> _Materials provided_:

## START

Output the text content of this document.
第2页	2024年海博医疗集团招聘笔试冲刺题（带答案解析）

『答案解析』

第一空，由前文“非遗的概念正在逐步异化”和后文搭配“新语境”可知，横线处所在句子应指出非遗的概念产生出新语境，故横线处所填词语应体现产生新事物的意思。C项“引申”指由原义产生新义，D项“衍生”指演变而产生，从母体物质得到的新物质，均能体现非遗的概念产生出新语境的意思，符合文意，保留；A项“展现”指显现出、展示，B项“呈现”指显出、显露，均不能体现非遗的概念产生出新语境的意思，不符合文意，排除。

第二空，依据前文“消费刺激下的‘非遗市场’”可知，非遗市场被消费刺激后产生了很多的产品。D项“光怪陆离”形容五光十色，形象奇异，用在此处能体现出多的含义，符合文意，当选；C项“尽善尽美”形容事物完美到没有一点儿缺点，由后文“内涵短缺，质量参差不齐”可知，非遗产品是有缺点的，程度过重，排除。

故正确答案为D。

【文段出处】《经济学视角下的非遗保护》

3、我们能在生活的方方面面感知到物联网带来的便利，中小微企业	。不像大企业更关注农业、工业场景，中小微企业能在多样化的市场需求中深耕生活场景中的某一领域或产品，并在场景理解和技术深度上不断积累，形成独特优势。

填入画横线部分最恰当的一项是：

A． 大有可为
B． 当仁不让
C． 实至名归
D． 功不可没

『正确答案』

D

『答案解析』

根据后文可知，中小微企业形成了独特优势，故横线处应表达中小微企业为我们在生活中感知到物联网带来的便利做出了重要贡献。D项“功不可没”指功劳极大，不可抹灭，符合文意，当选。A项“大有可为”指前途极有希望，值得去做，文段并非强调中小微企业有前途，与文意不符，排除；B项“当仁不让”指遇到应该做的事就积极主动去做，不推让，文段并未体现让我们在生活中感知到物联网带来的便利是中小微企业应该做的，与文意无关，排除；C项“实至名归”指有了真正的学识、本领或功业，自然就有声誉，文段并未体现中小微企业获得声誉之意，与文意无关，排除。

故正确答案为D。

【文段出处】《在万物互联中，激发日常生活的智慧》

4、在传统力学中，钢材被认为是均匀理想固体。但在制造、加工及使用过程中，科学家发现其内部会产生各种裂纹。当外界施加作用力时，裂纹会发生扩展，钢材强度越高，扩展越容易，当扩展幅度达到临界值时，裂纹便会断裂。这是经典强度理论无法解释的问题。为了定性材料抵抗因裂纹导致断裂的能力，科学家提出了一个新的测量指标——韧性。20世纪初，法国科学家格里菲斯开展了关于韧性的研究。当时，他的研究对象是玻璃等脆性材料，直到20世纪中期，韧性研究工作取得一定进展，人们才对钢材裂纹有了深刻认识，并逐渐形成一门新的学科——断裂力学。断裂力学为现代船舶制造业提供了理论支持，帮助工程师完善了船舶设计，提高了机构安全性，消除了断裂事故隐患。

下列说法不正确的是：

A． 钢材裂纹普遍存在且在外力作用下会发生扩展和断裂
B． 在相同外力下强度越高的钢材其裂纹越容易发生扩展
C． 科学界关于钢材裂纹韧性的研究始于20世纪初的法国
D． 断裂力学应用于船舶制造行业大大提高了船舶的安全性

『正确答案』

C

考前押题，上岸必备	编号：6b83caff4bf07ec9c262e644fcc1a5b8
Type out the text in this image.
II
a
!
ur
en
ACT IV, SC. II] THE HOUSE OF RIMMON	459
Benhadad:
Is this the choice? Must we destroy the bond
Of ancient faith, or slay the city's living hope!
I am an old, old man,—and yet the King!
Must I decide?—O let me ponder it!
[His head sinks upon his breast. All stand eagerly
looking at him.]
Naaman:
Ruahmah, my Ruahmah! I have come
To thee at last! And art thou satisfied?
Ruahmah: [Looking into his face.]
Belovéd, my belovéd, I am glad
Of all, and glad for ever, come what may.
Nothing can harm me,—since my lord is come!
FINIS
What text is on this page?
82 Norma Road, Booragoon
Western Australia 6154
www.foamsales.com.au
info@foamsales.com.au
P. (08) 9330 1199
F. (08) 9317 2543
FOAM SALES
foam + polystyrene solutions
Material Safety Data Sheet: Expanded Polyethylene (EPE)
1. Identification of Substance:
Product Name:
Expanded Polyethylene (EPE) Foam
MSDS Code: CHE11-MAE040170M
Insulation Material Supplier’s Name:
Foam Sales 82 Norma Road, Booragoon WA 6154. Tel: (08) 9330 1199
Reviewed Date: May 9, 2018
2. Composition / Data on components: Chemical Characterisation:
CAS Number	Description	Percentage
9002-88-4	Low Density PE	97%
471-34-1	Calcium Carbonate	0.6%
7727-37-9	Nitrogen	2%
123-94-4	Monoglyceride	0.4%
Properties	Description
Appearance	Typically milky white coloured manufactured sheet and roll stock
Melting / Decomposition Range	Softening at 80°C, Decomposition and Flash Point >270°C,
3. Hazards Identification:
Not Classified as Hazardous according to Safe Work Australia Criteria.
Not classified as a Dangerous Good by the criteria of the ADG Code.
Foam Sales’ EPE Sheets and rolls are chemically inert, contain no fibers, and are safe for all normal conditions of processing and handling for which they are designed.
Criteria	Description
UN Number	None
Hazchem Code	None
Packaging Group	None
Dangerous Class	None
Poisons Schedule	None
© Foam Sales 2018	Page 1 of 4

## END

> _Brief_: Exactly reproduce all of the entries above.

> _Exercise response_:
Output the text content of this document.
第2页	2024年海博医疗集团招聘笔试冲刺题（带答案解析）

『答案解析』

第一空，由前文“非遗的概念正在逐步异化”和后文搭配“新语境”可知，横线处所在句子应指出非遗的概念产生出新语境，故横线处所填词语应体现产生新事物的意思。C项“引申”指由原义产生新义，D项“衍生”指演变而产生，从母体物质得到的新物质，均能体现非遗的概念产生出新语境的意思，符合文意，保留；A项“展现”指显现出、展示，B项“呈现”指显出、显露，均不能体现非遗的概念产生出新语境的意思，不符合文意，排除。

第二空，依据前文“消费刺激下的‘非遗市场’”可知，非遗市场被消费刺激后产生了很多的产品。D项“光怪陆离”形容五光十色，形象奇异，用在此处能体现出多的含义，符合文意，当选；C项“尽善尽美”形容事物完美到没有一点儿缺点，由后文“内涵短缺，质量参差不齐”可知，非遗产品是有缺点的，程度过重，排除。

故正确答案为D。

【文段出处】《经济学视角下的非遗保护》

3、我们能在生活的方方面面感知到物联网带来的便利，中小微企业	。不像大企业更关注农业、工业场景，中小微企业能在多样化的市场需求中深耕生活场景中的某一领域或产品，并在场景理解和技术深度上不断积累，形成独特优势。

填入画横线部分最恰当的一项是：

A． 大有可为
B． 当仁不让
C． 实至名归
D． 功不可没

『正确答案』

D

『答案解析』

根据后文可知，中小微企业形成了独特优势，故横线处应表达中小微企业为我们在生活中感知到物联网带来的便利做出了重要贡献。D项“功不可没”指功劳极大，不可抹灭，符合文意，当选。A项“大有可为”指前途极有希望，值得去做，文段并非强调中小微企业有前途，与文意不符，排除；B项“当仁不让”指遇到应该做的事就积极主动去做，不推让，文段并未体现让我们在生活中感知到物联网带来的便利是中小微企业应该做的，与文意无关，排除；C项“实至名归”指有了真正的学识、本领或功业，自然就有声誉，文段并未体现中小微企业获得声誉之意，与文意无关，排除。

故正确答案为D。

【文段出处】《在万物互联中，激发日常生活的智慧》

4、在传统力学中，钢材被认为是均匀理想固体。但在制造、加工及使用过程中，科学家发现其内部会产生各种裂纹。当外界施加作用力时，裂纹会发生扩展，钢材强度越高，扩展越容易，当扩展幅度达到临界值时，裂纹便会断裂。这是经典强度理论无法解释的问题。为了定性材料抵抗因裂纹导致断裂的能力，科学家提出了一个新的测量指标——韧性。20世纪初，法国科学家格里菲斯开展了关于韧性的研究。当时，他的研究对象是玻璃等脆性材料，直到20世纪中期，韧性研究工作取得一定进展，人们才对钢材裂纹有了深刻认识，并逐渐形成一门新的学科——断裂力学。断裂力学为现代船舶制造业提供了理论支持，帮助工程师完善了船舶设计，提高了机构安全性，消除了断裂事故隐患。

下列说法不正确的是：

A． 钢材裂纹普遍存在且在外力作用下会发生扩展和断裂
B． 在相同外力下强度越高的钢材其裂纹越容易发生扩展
C． 科学界关于钢材裂纹韧性的研究始于20世纪初的法国
D． 断裂力学应用于船舶制造行业大大提高了船舶的安全性

『正确答案』

C

考前押题，上岸必备	编号：6b83caff4bf07ec9c262e644fcc1a5b8
Type out the text in this image.
II
a
!
ur
en
ACT IV, SC. II] THE HOUSE OF RIMMON	459
Benhadad:
Is this the choice? Must we destroy the bond
Of ancient faith, or slay the city's living hope!
I am an old, old man,—and yet the King!
Must I decide?—O let me ponder it!
[His head sinks upon his breast. All stand eagerly
looking at him.]
Naaman:
Ruahmah, my Ruahmah! I have come
To thee at last! And art thou satisfied?
Ruahmah: [Looking into his face.]
Belovéd, my belovéd, I am glad
Of all, and glad for ever, come what may.
Nothing can harm me,—since my lord is come!
FINIS
What text is on this page?
82 Norma Road, Booragoon
Western Australia 6154
www.foamsales.com.au
info@foamsales.com.au
P. (08) 9330 1199
F. (08) 9317 2543
FOAM SALES
foam + polystyrene solutions
Material Safety Data Sheet: Expanded Polyethylene (EPE)
1. Identification of Substance:
Product Name:
Expanded Polyethylene (EPE) Foam
MSDS Code: CHE11-MAE040170M
Insulation Material Supplier’s Name:
Foam Sales 82 Norma Road, Booragoon WA 6154. Tel: (08) 9330 1199
Reviewed Date: May 9, 2018
2. Composition / Data on components: Chemical Characterisation:
CAS Number	Description	Percentage
9002-88-4	Low Density PE	97%
471-34-1	Calcium Carbonate	0.6%
7727-37-9	Nitrogen	2%
123-94-4	Monoglyceride	0.4%
Properties	Description
Appearance	Typically milky white coloured manufactured sheet and roll stock
Melting / Decomposition Range	Softening at 80°C, Decomposition and Flash Point >270°C,
3. Hazards Identification:
Not Classified as Hazardous according to Safe Work Australia Criteria.
Not classified as a Dangerous Good by the criteria of the ADG Code.
Foam Sales’ EPE Sheets and rolls are chemically inert, contain no fibers, and are safe for all normal conditions of processing and handling for which they are designed.
Criteria	Description
UN Number	None
Hazchem Code	None
Packaging Group	None
Dangerous Class	None
Poisons Schedule	None
© Foam Sales 2018	Page 1 of 4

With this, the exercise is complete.